• _Document section_
= = =
Wetti of Reichenau (Latin: Wettinus Augiensis; c 775–824) was a Benedictine monk, scholar and educator at the monastery at Reichenau in modern-day Germany.[1] He was one of the leading educators of his time, and an influential scholar among monks and laity throughout not only the Carolingian empire but also the Western European monastic community. His best known surviving work is his biography of Saint Gallus, the founder of Reichenau's sister monastery, St Gall.

Wetti is best known for the visions of heaven and hell he had shortly before his death in about November 4, 824, which were recorded in Latin (Visio Wettini) by Heito, former abbot of Reichenau, in 824 and by Wetti's disciple Walahfrid Strabo in 827. Walahfrid's version, in verse, reveals far more about Wetti's visions than Heito's does, leveling more detailed accusations of greed and sexual misconduct against monks, government and church officials – cautiously edited or omitted by Heito – even acrostically naming Charlemagne when he appears in purgatory. An example of dream literature, the Vision of Wetti reflects Carolingian afterlife conceptions of punishment and salvation; it was widely read throughout contemporary monastic communities and is generally considered one of the influences on Dante's Divine Comedy.
= = =
• _Extracted data_
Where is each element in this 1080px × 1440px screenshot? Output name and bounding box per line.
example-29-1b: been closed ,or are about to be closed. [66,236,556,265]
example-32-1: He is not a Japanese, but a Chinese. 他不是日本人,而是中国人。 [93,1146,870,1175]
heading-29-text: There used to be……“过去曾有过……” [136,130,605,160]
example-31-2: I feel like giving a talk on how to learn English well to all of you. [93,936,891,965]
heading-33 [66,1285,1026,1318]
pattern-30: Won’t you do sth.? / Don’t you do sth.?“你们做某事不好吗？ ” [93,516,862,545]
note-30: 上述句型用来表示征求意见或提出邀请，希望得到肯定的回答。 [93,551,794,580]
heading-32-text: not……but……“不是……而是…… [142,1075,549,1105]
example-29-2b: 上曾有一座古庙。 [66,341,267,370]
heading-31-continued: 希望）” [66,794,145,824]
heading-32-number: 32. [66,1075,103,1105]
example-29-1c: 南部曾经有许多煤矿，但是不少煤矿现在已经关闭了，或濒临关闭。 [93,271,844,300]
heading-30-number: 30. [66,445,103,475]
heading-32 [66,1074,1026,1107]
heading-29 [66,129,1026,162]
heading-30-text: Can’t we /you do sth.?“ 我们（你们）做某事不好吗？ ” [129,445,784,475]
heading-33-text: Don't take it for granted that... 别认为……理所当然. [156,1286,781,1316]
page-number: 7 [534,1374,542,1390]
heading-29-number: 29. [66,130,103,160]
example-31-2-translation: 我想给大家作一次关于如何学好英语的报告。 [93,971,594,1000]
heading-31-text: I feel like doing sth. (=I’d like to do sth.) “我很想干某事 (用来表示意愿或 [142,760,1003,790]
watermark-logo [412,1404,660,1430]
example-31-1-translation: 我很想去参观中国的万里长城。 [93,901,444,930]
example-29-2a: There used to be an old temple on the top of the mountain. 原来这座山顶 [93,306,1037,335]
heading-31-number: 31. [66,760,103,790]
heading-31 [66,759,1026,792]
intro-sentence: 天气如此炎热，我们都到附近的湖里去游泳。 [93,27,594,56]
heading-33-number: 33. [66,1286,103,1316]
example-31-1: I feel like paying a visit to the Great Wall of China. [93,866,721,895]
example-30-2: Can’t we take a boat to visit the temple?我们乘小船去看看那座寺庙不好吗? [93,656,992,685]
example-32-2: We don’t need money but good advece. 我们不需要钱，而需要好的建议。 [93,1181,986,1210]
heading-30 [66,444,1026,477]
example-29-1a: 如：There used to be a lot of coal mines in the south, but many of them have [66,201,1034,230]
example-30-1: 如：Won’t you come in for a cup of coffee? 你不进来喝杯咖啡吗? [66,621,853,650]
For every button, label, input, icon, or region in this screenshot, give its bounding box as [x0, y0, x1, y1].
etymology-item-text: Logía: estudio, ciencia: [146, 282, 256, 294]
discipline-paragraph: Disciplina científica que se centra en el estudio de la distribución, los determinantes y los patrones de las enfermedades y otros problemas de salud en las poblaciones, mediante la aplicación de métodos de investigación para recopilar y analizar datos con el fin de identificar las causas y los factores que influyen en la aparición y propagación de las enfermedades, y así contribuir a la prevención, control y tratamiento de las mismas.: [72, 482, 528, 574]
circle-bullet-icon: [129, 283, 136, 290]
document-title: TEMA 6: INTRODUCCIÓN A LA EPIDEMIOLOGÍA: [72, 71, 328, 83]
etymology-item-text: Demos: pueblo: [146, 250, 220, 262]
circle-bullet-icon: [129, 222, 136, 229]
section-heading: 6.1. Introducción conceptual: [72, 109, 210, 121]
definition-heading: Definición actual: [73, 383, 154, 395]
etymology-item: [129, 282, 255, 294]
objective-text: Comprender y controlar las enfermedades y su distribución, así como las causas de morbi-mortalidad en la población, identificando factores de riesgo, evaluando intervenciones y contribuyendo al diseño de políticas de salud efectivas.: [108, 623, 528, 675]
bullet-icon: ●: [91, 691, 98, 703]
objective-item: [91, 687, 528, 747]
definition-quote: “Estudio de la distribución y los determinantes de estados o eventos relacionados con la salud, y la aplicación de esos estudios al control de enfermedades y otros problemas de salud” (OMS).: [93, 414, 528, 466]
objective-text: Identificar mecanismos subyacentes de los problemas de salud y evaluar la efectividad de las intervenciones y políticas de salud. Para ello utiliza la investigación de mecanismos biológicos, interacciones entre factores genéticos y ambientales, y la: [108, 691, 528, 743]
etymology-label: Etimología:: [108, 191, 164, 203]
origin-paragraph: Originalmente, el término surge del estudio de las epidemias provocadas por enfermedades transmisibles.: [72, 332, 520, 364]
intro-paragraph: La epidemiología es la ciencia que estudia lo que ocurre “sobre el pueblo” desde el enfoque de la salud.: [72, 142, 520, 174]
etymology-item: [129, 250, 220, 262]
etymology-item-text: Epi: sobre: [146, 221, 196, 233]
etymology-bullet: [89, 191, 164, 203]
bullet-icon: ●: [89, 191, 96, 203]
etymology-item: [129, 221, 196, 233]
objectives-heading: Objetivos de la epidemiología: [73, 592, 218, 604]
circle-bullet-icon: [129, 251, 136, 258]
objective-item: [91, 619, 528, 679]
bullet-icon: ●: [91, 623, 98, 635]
= = =
• _Check your understanding_
1. Using the Wetti of Reichenau text, decide whether each statement agrees with it. Answer yes or no for each, and quote the deciding words.
(a) Heito recorded Wetti's visions in 824.
(b) Walahfrid Strabo wrote his version in prose.
(c) Wetti's best known surviving work is a biography of Saint Gallus.
2. Turn the paragraph of the Wetti of Reichenau text that begins "Wetti is best known for the visions" into a concise bulleted list that keeps its main facts.
3. From the Wetti of Reichenau text, transcribe the part that opens with the words containing "Wetti of Reichenau" and closes with "monastery, St Gall.".
The rows were taken from a separate source.

• _Per-task answers_
1.
(a) Yes: "by Heito, former abbot of Reichenau, in 824"
(b) No: "Walahfrid's version, in verse"
(c) Yes: "His best known surviving work is his biography of Saint Gallus"

2.
- Wetti is best known for visions of heaven and hell he had shortly before his death, around November 4, 824.
- The visions were recorded in Latin (Visio Wettini) by Heito, former abbot of Reichenau, in 824, and by Wetti's disciple Walahfrid Strabo in 827.
- Walahfrid's verse version reveals far more than Heito's. It gives more detailed accusations of greed and sexual misconduct against monks, government and church officials, which Heito cautiously edited or omitted. It even names Charlemagne acrostically when he appears in purgatory.
- The Vision of Wetti is an example of dream literature and reflects Carolingian ideas of punishment and salvation in the afterlife.
- It was widely read in contemporary monastic communities and is generally considered one of the influences on Dante's Divine Comedy.

3.
Wetti of Reichenau (Latin: Wettinus Augiensis; c 775–824) was a Benedictine monk, scholar and educator at the monastery at Reichenau in modern-day Germany.[1] He was one of the leading educators of his time, and an influential scholar among monks and laity throughout not only the Carolingian empire but also the Western European monastic community. His best known surviving work is his biography of Saint Gallus, the founder of Reichenau's sister monastery, St Gall.